▶ [AIM]
Print the listing in its entirety and exactly, leaving out images.

[Figure dataset records]

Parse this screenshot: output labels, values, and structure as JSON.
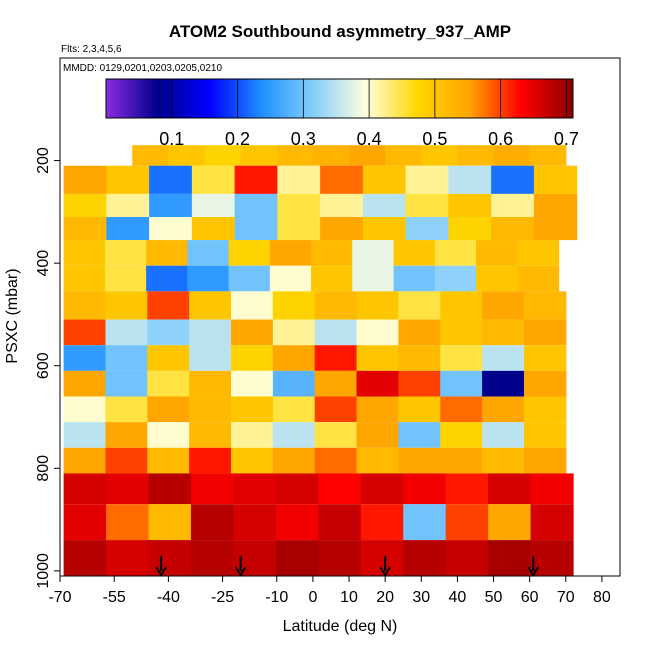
{
  "chart_data": {
    "type": "heatmap",
    "title": "ATOM2 Southbound asymmetry_937_AMP",
    "subtitle_flights": "Flts: 2,3,4,5,6",
    "subtitle_dates": "MMDD: 0129,0201,0203,0205,0210",
    "xlabel": "Latitude (deg N)",
    "ylabel": "PSXC (mbar)",
    "xlim": [
      -70,
      85
    ],
    "ylim": [
      1010,
      0
    ],
    "x_ticks": [
      -70,
      -55,
      -40,
      -25,
      -10,
      0,
      10,
      20,
      30,
      40,
      50,
      60,
      70,
      80
    ],
    "x_tick_labels": [
      "-70",
      "-55",
      "-40",
      "-25",
      "-10",
      "0",
      "10",
      "20",
      "30",
      "40",
      "50",
      "60",
      "70",
      "80"
    ],
    "y_ticks": [
      200,
      400,
      600,
      800,
      1000
    ],
    "y_tick_labels": [
      "200",
      "400",
      "600",
      "800",
      "1000"
    ],
    "colorbar": {
      "min": 0.0,
      "max": 0.71,
      "ticks": [
        0.1,
        0.2,
        0.3,
        0.4,
        0.5,
        0.6,
        0.7
      ],
      "tick_labels": [
        "0.1",
        "0.2",
        "0.3",
        "0.4",
        "0.5",
        "0.6",
        "0.7"
      ],
      "palette": [
        "#8a2be2",
        "#00008b",
        "#0000ff",
        "#1e90ff",
        "#87cefa",
        "#ffffe0",
        "#ffd700",
        "#ffa500",
        "#ff0000",
        "#8b0000"
      ]
    },
    "profile_markers_lat": [
      -42,
      -20,
      20,
      61
    ],
    "lat_extent": [
      -70,
      72
    ],
    "layers": [
      {
        "p_top": 170,
        "p_bottom": 210,
        "lat_min": -50,
        "lat_max": 70,
        "values": [
          0.52,
          0.5,
          0.48,
          0.5,
          0.52,
          0.53,
          0.55,
          0.52,
          0.5,
          0.52,
          0.54,
          0.52
        ]
      },
      {
        "p_top": 210,
        "p_bottom": 265,
        "lat_min": -69,
        "lat_max": 73,
        "values": [
          0.55,
          0.5,
          0.22,
          0.45,
          0.62,
          0.42,
          0.58,
          0.5,
          0.42,
          0.35,
          0.22,
          0.5
        ]
      },
      {
        "p_top": 265,
        "p_bottom": 310,
        "lat_min": -69,
        "lat_max": 73,
        "values": [
          0.48,
          0.42,
          0.25,
          0.38,
          0.3,
          0.45,
          0.42,
          0.35,
          0.45,
          0.5,
          0.42,
          0.55
        ]
      },
      {
        "p_top": 310,
        "p_bottom": 355,
        "lat_min": -69,
        "lat_max": 73,
        "values": [
          0.52,
          0.25,
          0.4,
          0.5,
          0.3,
          0.45,
          0.55,
          0.5,
          0.32,
          0.48,
          0.52,
          0.55
        ]
      },
      {
        "p_top": 355,
        "p_bottom": 405,
        "lat_min": -69,
        "lat_max": 68,
        "values": [
          0.5,
          0.45,
          0.52,
          0.3,
          0.48,
          0.55,
          0.52,
          0.38,
          0.5,
          0.45,
          0.52,
          0.5
        ]
      },
      {
        "p_top": 405,
        "p_bottom": 455,
        "lat_min": -69,
        "lat_max": 68,
        "values": [
          0.5,
          0.45,
          0.22,
          0.25,
          0.3,
          0.4,
          0.5,
          0.38,
          0.3,
          0.32,
          0.5,
          0.52
        ]
      },
      {
        "p_top": 455,
        "p_bottom": 510,
        "lat_min": -69,
        "lat_max": 70,
        "values": [
          0.52,
          0.5,
          0.6,
          0.5,
          0.4,
          0.48,
          0.52,
          0.5,
          0.45,
          0.5,
          0.55,
          0.52
        ]
      },
      {
        "p_top": 510,
        "p_bottom": 560,
        "lat_min": -69,
        "lat_max": 70,
        "values": [
          0.6,
          0.35,
          0.32,
          0.35,
          0.55,
          0.42,
          0.35,
          0.4,
          0.55,
          0.5,
          0.52,
          0.55
        ]
      },
      {
        "p_top": 560,
        "p_bottom": 610,
        "lat_min": -69,
        "lat_max": 70,
        "values": [
          0.25,
          0.3,
          0.5,
          0.35,
          0.48,
          0.55,
          0.62,
          0.5,
          0.52,
          0.45,
          0.35,
          0.5
        ]
      },
      {
        "p_top": 610,
        "p_bottom": 660,
        "lat_min": -69,
        "lat_max": 70,
        "values": [
          0.55,
          0.3,
          0.45,
          0.52,
          0.4,
          0.28,
          0.55,
          0.65,
          0.6,
          0.3,
          0.08,
          0.55
        ]
      },
      {
        "p_top": 660,
        "p_bottom": 710,
        "lat_min": -69,
        "lat_max": 70,
        "values": [
          0.4,
          0.45,
          0.55,
          0.52,
          0.5,
          0.45,
          0.6,
          0.55,
          0.5,
          0.58,
          0.55,
          0.5
        ]
      },
      {
        "p_top": 710,
        "p_bottom": 760,
        "lat_min": -69,
        "lat_max": 70,
        "values": [
          0.35,
          0.55,
          0.4,
          0.52,
          0.42,
          0.35,
          0.45,
          0.55,
          0.3,
          0.48,
          0.35,
          0.5
        ]
      },
      {
        "p_top": 760,
        "p_bottom": 810,
        "lat_min": -69,
        "lat_max": 70,
        "values": [
          0.55,
          0.6,
          0.52,
          0.62,
          0.5,
          0.55,
          0.58,
          0.52,
          0.55,
          0.55,
          0.52,
          0.55
        ]
      },
      {
        "p_top": 810,
        "p_bottom": 870,
        "lat_min": -69,
        "lat_max": 72,
        "values": [
          0.66,
          0.65,
          0.68,
          0.64,
          0.65,
          0.66,
          0.63,
          0.66,
          0.64,
          0.62,
          0.66,
          0.64
        ]
      },
      {
        "p_top": 870,
        "p_bottom": 940,
        "lat_min": -69,
        "lat_max": 72,
        "values": [
          0.65,
          0.58,
          0.52,
          0.68,
          0.66,
          0.64,
          0.67,
          0.62,
          0.3,
          0.6,
          0.55,
          0.66
        ]
      },
      {
        "p_top": 940,
        "p_bottom": 1010,
        "lat_min": -69,
        "lat_max": 72,
        "values": [
          0.68,
          0.66,
          0.67,
          0.68,
          0.67,
          0.69,
          0.68,
          0.66,
          0.68,
          0.67,
          0.69,
          0.68
        ]
      }
    ]
  }
}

▶ [TASK RESULT]
Parse this screenshot: output labels, values, and structure as JSON.
{
  "chart_data": {
    "type": "heatmap",
    "title": "ATOM2 Southbound asymmetry_937_AMP",
    "subtitle_flights": "Flts: 2,3,4,5,6",
    "subtitle_dates": "MMDD: 0129,0201,0203,0205,0210",
    "xlabel": "Latitude (deg N)",
    "ylabel": "PSXC (mbar)",
    "xlim": [
      -70,
      85
    ],
    "ylim": [
      1010,
      0
    ],
    "x_ticks": [
      -70,
      -55,
      -40,
      -25,
      -10,
      0,
      10,
      20,
      30,
      40,
      50,
      60,
      70,
      80
    ],
    "x_tick_labels": [
      "-70",
      "-55",
      "-40",
      "-25",
      "-10",
      "0",
      "10",
      "20",
      "30",
      "40",
      "50",
      "60",
      "70",
      "80"
    ],
    "y_ticks": [
      200,
      400,
      600,
      800,
      1000
    ],
    "y_tick_labels": [
      "200",
      "400",
      "600",
      "800",
      "1000"
    ],
    "colorbar": {
      "min": 0.0,
      "max": 0.71,
      "ticks": [
        0.1,
        0.2,
        0.3,
        0.4,
        0.5,
        0.6,
        0.7
      ],
      "tick_labels": [
        "0.1",
        "0.2",
        "0.3",
        "0.4",
        "0.5",
        "0.6",
        "0.7"
      ],
      "palette": [
        "#8a2be2",
        "#00008b",
        "#0000ff",
        "#1e90ff",
        "#87cefa",
        "#ffffe0",
        "#ffd700",
        "#ffa500",
        "#ff0000",
        "#8b0000"
      ]
    },
    "profile_markers_lat": [
      -42,
      -20,
      20,
      61
    ],
    "lat_extent": [
      -70,
      72
    ],
    "layers": [
      {
        "p_top": 170,
        "p_bottom": 210,
        "lat_min": -50,
        "lat_max": 70,
        "values": [
          0.52,
          0.5,
          0.48,
          0.5,
          0.52,
          0.53,
          0.55,
          0.52,
          0.5,
          0.52,
          0.54,
          0.52
        ]
      },
      {
        "p_top": 210,
        "p_bottom": 265,
        "lat_min": -69,
        "lat_max": 73,
        "values": [
          0.55,
          0.5,
          0.22,
          0.45,
          0.62,
          0.42,
          0.58,
          0.5,
          0.42,
          0.35,
          0.22,
          0.5
        ]
      },
      {
        "p_top": 265,
        "p_bottom": 310,
        "lat_min": -69,
        "lat_max": 73,
        "values": [
          0.48,
          0.42,
          0.25,
          0.38,
          0.3,
          0.45,
          0.42,
          0.35,
          0.45,
          0.5,
          0.42,
          0.55
        ]
      },
      {
        "p_top": 310,
        "p_bottom": 355,
        "lat_min": -69,
        "lat_max": 73,
        "values": [
          0.52,
          0.25,
          0.4,
          0.5,
          0.3,
          0.45,
          0.55,
          0.5,
          0.32,
          0.48,
          0.52,
          0.55
        ]
      },
      {
        "p_top": 355,
        "p_bottom": 405,
        "lat_min": -69,
        "lat_max": 68,
        "values": [
          0.5,
          0.45,
          0.52,
          0.3,
          0.48,
          0.55,
          0.52,
          0.38,
          0.5,
          0.45,
          0.52,
          0.5
        ]
      },
      {
        "p_top": 405,
        "p_bottom": 455,
        "lat_min": -69,
        "lat_max": 68,
        "values": [
          0.5,
          0.45,
          0.22,
          0.25,
          0.3,
          0.4,
          0.5,
          0.38,
          0.3,
          0.32,
          0.5,
          0.52
        ]
      },
      {
        "p_top": 455,
        "p_bottom": 510,
        "lat_min": -69,
        "lat_max": 70,
        "values": [
          0.52,
          0.5,
          0.6,
          0.5,
          0.4,
          0.48,
          0.52,
          0.5,
          0.45,
          0.5,
          0.55,
          0.52
        ]
      },
      {
        "p_top": 510,
        "p_bottom": 560,
        "lat_min": -69,
        "lat_max": 70,
        "values": [
          0.6,
          0.35,
          0.32,
          0.35,
          0.55,
          0.42,
          0.35,
          0.4,
          0.55,
          0.5,
          0.52,
          0.55
        ]
      },
      {
        "p_top": 560,
        "p_bottom": 610,
        "lat_min": -69,
        "lat_max": 70,
        "values": [
          0.25,
          0.3,
          0.5,
          0.35,
          0.48,
          0.55,
          0.62,
          0.5,
          0.52,
          0.45,
          0.35,
          0.5
        ]
      },
      {
        "p_top": 610,
        "p_bottom": 660,
        "lat_min": -69,
        "lat_max": 70,
        "values": [
          0.55,
          0.3,
          0.45,
          0.52,
          0.4,
          0.28,
          0.55,
          0.65,
          0.6,
          0.3,
          0.08,
          0.55
        ]
      },
      {
        "p_top": 660,
        "p_bottom": 710,
        "lat_min": -69,
        "lat_max": 70,
        "values": [
          0.4,
          0.45,
          0.55,
          0.52,
          0.5,
          0.45,
          0.6,
          0.55,
          0.5,
          0.58,
          0.55,
          0.5
        ]
      },
      {
        "p_top": 710,
        "p_bottom": 760,
        "lat_min": -69,
        "lat_max": 70,
        "values": [
          0.35,
          0.55,
          0.4,
          0.52,
          0.42,
          0.35,
          0.45,
          0.55,
          0.3,
          0.48,
          0.35,
          0.5
        ]
      },
      {
        "p_top": 760,
        "p_bottom": 810,
        "lat_min": -69,
        "lat_max": 70,
        "values": [
          0.55,
          0.6,
          0.52,
          0.62,
          0.5,
          0.55,
          0.58,
          0.52,
          0.55,
          0.55,
          0.52,
          0.55
        ]
      },
      {
        "p_top": 810,
        "p_bottom": 870,
        "lat_min": -69,
        "lat_max": 72,
        "values": [
          0.66,
          0.65,
          0.68,
          0.64,
          0.65,
          0.66,
          0.63,
          0.66,
          0.64,
          0.62,
          0.66,
          0.64
        ]
      },
      {
        "p_top": 870,
        "p_bottom": 940,
        "lat_min": -69,
        "lat_max": 72,
        "values": [
          0.65,
          0.58,
          0.52,
          0.68,
          0.66,
          0.64,
          0.67,
          0.62,
          0.3,
          0.6,
          0.55,
          0.66
        ]
      },
      {
        "p_top": 940,
        "p_bottom": 1010,
        "lat_min": -69,
        "lat_max": 72,
        "values": [
          0.68,
          0.66,
          0.67,
          0.68,
          0.67,
          0.69,
          0.68,
          0.66,
          0.68,
          0.67,
          0.69,
          0.68
        ]
      }
    ]
  }
}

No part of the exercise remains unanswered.